__GOAL OF THE EXERCISE__
Track down each line that has the word "structured" and copy it.

[Data items]

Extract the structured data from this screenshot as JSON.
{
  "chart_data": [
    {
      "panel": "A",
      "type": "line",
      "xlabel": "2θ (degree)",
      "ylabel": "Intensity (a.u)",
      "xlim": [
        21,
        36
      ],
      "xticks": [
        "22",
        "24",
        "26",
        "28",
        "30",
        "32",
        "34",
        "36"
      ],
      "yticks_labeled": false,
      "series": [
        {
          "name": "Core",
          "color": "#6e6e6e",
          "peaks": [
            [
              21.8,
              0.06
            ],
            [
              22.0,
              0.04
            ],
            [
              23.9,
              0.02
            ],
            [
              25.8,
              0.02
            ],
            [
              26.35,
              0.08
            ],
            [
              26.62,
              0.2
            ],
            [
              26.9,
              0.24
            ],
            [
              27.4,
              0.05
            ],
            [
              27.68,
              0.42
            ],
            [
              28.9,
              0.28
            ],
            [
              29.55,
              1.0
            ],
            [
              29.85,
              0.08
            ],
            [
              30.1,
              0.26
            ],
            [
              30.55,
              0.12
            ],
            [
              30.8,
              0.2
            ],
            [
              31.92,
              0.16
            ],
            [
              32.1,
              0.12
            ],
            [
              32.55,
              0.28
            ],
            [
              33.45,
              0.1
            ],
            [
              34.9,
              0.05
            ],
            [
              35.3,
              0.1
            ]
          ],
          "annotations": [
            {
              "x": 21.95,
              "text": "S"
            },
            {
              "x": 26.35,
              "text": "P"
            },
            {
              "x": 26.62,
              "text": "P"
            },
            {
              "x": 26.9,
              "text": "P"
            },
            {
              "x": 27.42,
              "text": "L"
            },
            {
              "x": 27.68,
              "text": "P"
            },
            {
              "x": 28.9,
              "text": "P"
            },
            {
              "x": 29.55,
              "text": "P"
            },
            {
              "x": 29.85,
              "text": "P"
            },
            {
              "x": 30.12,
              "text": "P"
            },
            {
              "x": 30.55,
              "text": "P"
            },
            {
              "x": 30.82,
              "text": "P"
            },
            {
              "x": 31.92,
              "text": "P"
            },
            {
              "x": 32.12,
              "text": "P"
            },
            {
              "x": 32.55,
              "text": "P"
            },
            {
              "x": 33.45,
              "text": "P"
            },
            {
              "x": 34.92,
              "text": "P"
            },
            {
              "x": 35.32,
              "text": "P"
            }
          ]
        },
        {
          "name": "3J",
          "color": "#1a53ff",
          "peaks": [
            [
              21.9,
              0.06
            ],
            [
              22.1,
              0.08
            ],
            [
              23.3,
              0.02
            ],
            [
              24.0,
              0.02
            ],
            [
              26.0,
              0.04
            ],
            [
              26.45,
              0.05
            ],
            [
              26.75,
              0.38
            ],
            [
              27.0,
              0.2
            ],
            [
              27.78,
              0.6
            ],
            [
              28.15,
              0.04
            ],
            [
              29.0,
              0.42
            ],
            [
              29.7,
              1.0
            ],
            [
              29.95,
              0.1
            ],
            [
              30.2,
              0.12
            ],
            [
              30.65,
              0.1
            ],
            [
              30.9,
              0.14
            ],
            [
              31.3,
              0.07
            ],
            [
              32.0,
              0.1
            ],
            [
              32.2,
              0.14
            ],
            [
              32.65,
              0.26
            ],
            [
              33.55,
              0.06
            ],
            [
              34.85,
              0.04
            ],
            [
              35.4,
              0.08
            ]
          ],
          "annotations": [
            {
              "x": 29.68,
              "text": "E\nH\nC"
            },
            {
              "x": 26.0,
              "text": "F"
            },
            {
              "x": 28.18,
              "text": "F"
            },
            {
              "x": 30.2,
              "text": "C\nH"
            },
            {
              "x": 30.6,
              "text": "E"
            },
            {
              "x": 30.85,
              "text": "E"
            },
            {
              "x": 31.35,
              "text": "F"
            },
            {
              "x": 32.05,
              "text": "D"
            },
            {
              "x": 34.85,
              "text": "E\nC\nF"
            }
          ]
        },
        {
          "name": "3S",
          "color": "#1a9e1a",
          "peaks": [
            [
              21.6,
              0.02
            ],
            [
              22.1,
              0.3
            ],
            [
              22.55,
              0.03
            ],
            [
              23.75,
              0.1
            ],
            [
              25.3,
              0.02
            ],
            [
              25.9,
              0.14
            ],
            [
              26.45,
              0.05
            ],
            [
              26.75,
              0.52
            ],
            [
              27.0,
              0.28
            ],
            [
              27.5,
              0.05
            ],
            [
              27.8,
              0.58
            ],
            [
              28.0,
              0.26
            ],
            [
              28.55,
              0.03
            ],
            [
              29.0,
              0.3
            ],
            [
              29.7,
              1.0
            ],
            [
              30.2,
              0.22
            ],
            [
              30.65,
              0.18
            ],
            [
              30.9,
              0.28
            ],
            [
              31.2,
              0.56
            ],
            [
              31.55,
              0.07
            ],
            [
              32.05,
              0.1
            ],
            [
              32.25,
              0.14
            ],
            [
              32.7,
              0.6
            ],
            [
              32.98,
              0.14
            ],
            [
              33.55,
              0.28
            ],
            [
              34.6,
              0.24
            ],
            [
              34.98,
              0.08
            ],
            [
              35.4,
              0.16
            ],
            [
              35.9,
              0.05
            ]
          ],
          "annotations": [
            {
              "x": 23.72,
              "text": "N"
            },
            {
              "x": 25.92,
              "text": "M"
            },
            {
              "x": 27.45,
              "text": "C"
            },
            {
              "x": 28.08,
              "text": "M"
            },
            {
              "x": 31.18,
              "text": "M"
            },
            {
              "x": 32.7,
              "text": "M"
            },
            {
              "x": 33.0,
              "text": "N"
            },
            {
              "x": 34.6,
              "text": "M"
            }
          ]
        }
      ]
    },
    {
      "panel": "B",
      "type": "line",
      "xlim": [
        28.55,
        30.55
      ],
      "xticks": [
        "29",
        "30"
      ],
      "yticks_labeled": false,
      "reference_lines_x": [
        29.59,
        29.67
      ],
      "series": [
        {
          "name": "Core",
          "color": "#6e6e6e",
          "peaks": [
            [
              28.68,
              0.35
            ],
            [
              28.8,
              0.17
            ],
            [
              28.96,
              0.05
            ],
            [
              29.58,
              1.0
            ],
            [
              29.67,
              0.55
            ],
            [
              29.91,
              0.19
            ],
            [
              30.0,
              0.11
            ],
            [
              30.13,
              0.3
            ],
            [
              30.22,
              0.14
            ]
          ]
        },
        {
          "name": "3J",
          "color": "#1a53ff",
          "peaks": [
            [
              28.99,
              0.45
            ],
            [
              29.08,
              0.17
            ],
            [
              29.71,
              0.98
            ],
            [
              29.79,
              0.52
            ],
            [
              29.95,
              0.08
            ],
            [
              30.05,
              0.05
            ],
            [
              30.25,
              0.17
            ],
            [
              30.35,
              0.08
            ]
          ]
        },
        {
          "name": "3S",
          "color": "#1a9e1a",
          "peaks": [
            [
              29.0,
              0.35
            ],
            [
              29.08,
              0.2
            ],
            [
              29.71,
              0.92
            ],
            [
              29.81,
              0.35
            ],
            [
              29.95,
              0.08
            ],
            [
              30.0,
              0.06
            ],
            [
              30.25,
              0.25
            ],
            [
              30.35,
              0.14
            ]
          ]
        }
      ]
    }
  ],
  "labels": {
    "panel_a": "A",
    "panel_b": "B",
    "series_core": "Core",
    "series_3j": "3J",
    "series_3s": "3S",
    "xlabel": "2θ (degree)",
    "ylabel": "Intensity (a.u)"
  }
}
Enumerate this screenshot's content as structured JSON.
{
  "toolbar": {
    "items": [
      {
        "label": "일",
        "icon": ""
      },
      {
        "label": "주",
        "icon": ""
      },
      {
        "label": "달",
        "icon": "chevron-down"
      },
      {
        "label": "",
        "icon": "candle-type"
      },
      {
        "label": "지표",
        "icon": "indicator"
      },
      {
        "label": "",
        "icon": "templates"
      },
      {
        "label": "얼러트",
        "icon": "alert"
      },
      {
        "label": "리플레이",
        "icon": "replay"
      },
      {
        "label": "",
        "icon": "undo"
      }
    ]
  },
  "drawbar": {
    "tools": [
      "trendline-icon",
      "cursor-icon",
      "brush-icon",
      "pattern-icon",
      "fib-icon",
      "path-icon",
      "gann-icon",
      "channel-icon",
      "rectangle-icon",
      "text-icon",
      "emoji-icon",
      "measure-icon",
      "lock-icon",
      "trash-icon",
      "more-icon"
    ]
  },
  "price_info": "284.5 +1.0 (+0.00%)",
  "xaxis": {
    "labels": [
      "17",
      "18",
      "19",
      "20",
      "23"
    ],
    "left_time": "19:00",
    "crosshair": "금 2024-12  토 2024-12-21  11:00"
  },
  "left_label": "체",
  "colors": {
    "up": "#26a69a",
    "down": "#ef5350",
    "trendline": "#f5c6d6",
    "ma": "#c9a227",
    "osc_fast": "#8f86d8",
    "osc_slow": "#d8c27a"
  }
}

__THE REPLY__
Extract the structured data from this screenshot as JSON.
Enumerate this screenshot's content as structured JSON.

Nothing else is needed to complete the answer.